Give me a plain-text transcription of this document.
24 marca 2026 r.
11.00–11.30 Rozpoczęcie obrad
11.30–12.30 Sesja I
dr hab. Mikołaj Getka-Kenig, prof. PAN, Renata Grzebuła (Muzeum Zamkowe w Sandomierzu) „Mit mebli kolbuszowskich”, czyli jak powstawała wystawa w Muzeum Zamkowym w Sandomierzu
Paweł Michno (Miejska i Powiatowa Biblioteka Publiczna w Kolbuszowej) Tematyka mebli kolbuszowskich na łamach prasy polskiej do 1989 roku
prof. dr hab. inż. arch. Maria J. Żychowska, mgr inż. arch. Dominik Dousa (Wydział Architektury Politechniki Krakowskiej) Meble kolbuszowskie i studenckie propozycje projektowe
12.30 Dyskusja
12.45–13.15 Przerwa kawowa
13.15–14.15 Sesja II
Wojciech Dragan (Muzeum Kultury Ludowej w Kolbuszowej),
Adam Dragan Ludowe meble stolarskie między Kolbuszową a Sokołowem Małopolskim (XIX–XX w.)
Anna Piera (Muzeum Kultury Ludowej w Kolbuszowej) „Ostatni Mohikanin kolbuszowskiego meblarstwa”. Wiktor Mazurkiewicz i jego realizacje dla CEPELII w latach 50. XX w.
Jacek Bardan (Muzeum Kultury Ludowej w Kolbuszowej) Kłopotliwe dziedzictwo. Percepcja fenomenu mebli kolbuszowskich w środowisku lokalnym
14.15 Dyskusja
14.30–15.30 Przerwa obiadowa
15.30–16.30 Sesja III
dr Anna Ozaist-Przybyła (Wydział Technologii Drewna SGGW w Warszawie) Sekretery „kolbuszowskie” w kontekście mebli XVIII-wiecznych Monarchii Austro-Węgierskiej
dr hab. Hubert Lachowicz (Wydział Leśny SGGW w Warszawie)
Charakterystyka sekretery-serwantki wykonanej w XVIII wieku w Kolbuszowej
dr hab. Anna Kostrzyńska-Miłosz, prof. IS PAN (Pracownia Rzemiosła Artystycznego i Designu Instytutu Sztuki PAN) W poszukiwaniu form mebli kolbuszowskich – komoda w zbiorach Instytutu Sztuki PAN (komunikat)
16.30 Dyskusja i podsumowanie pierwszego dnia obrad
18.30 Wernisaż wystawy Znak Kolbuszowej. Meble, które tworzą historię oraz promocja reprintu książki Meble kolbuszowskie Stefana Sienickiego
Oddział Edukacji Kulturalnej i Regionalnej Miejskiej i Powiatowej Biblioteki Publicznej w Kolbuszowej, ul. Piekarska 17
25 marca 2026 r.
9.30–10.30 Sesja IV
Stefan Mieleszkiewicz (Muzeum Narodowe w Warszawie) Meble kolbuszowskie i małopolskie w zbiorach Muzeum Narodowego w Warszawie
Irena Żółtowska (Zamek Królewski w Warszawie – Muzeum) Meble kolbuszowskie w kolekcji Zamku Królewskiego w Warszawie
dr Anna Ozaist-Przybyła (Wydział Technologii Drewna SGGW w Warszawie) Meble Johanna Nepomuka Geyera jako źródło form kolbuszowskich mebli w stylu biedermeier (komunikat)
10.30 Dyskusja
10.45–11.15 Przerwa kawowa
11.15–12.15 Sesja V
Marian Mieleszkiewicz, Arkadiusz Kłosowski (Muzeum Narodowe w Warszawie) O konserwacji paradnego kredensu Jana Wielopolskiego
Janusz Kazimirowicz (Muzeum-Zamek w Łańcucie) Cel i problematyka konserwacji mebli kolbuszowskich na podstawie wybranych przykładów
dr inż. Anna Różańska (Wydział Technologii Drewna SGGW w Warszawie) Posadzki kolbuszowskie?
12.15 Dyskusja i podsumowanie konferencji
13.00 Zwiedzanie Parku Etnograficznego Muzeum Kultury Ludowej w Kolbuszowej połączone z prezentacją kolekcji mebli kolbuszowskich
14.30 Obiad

....

**Required work**
Reproduce the listing above verbatim, from first line to last.

**Correct output**
Give me a plain-text transcription of this document.
24 marca 2026 r.
11.00–11.30 Rozpoczęcie obrad
11.30–12.30 Sesja I
dr hab. Mikołaj Getka-Kenig, prof. PAN, Renata Grzebuła (Muzeum Zamkowe w Sandomierzu) „Mit mebli kolbuszowskich”, czyli jak powstawała wystawa w Muzeum Zamkowym w Sandomierzu
Paweł Michno (Miejska i Powiatowa Biblioteka Publiczna w Kolbuszowej) Tematyka mebli kolbuszowskich na łamach prasy polskiej do 1989 roku
prof. dr hab. inż. arch. Maria J. Żychowska, mgr inż. arch. Dominik Dousa (Wydział Architektury Politechniki Krakowskiej) Meble kolbuszowskie i studenckie propozycje projektowe
12.30 Dyskusja
12.45–13.15 Przerwa kawowa
13.15–14.15 Sesja II
Wojciech Dragan (Muzeum Kultury Ludowej w Kolbuszowej),
Adam Dragan Ludowe meble stolarskie między Kolbuszową a Sokołowem Małopolskim (XIX–XX w.)
Anna Piera (Muzeum Kultury Ludowej w Kolbuszowej) „Ostatni Mohikanin kolbuszowskiego meblarstwa”. Wiktor Mazurkiewicz i jego realizacje dla CEPELII w latach 50. XX w.
Jacek Bardan (Muzeum Kultury Ludowej w Kolbuszowej) Kłopotliwe dziedzictwo. Percepcja fenomenu mebli kolbuszowskich w środowisku lokalnym
14.15 Dyskusja
14.30–15.30 Przerwa obiadowa
15.30–16.30 Sesja III
dr Anna Ozaist-Przybyła (Wydział Technologii Drewna SGGW w Warszawie) Sekretery „kolbuszowskie” w kontekście mebli XVIII-wiecznych Monarchii Austro-Węgierskiej
dr hab. Hubert Lachowicz (Wydział Leśny SGGW w Warszawie)
Charakterystyka sekretery-serwantki wykonanej w XVIII wieku w Kolbuszowej
dr hab. Anna Kostrzyńska-Miłosz, prof. IS PAN (Pracownia Rzemiosła Artystycznego i Designu Instytutu Sztuki PAN) W poszukiwaniu form mebli kolbuszowskich – komoda w zbiorach Instytutu Sztuki PAN (komunikat)
16.30 Dyskusja i podsumowanie pierwszego dnia obrad
18.30 Wernisaż wystawy Znak Kolbuszowej. Meble, które tworzą historię oraz promocja reprintu książki Meble kolbuszowskie Stefana Sienickiego
Oddział Edukacji Kulturalnej i Regionalnej Miejskiej i Powiatowej Biblioteki Publicznej w Kolbuszowej, ul. Piekarska 17
25 marca 2026 r.
9.30–10.30 Sesja IV
Stefan Mieleszkiewicz (Muzeum Narodowe w Warszawie) Meble kolbuszowskie i małopolskie w zbiorach Muzeum Narodowego w Warszawie
Irena Żółtowska (Zamek Królewski w Warszawie – Muzeum) Meble kolbuszowskie w kolekcji Zamku Królewskiego w Warszawie
dr Anna Ozaist-Przybyła (Wydział Technologii Drewna SGGW w Warszawie) Meble Johanna Nepomuka Geyera jako źródło form kolbuszowskich mebli w stylu biedermeier (komunikat)
10.30 Dyskusja
10.45–11.15 Przerwa kawowa
11.15–12.15 Sesja V
Marian Mieleszkiewicz, Arkadiusz Kłosowski (Muzeum Narodowe w Warszawie) O konserwacji paradnego kredensu Jana Wielopolskiego
Janusz Kazimirowicz (Muzeum-Zamek w Łańcucie) Cel i problematyka konserwacji mebli kolbuszowskich na podstawie wybranych przykładów
dr inż. Anna Różańska (Wydział Technologii Drewna SGGW w Warszawie) Posadzki kolbuszowskie?
12.15 Dyskusja i podsumowanie konferencji
13.00 Zwiedzanie Parku Etnograficznego Muzeum Kultury Ludowej w Kolbuszowej połączone z prezentacją kolekcji mebli kolbuszowskich
14.30 Obiad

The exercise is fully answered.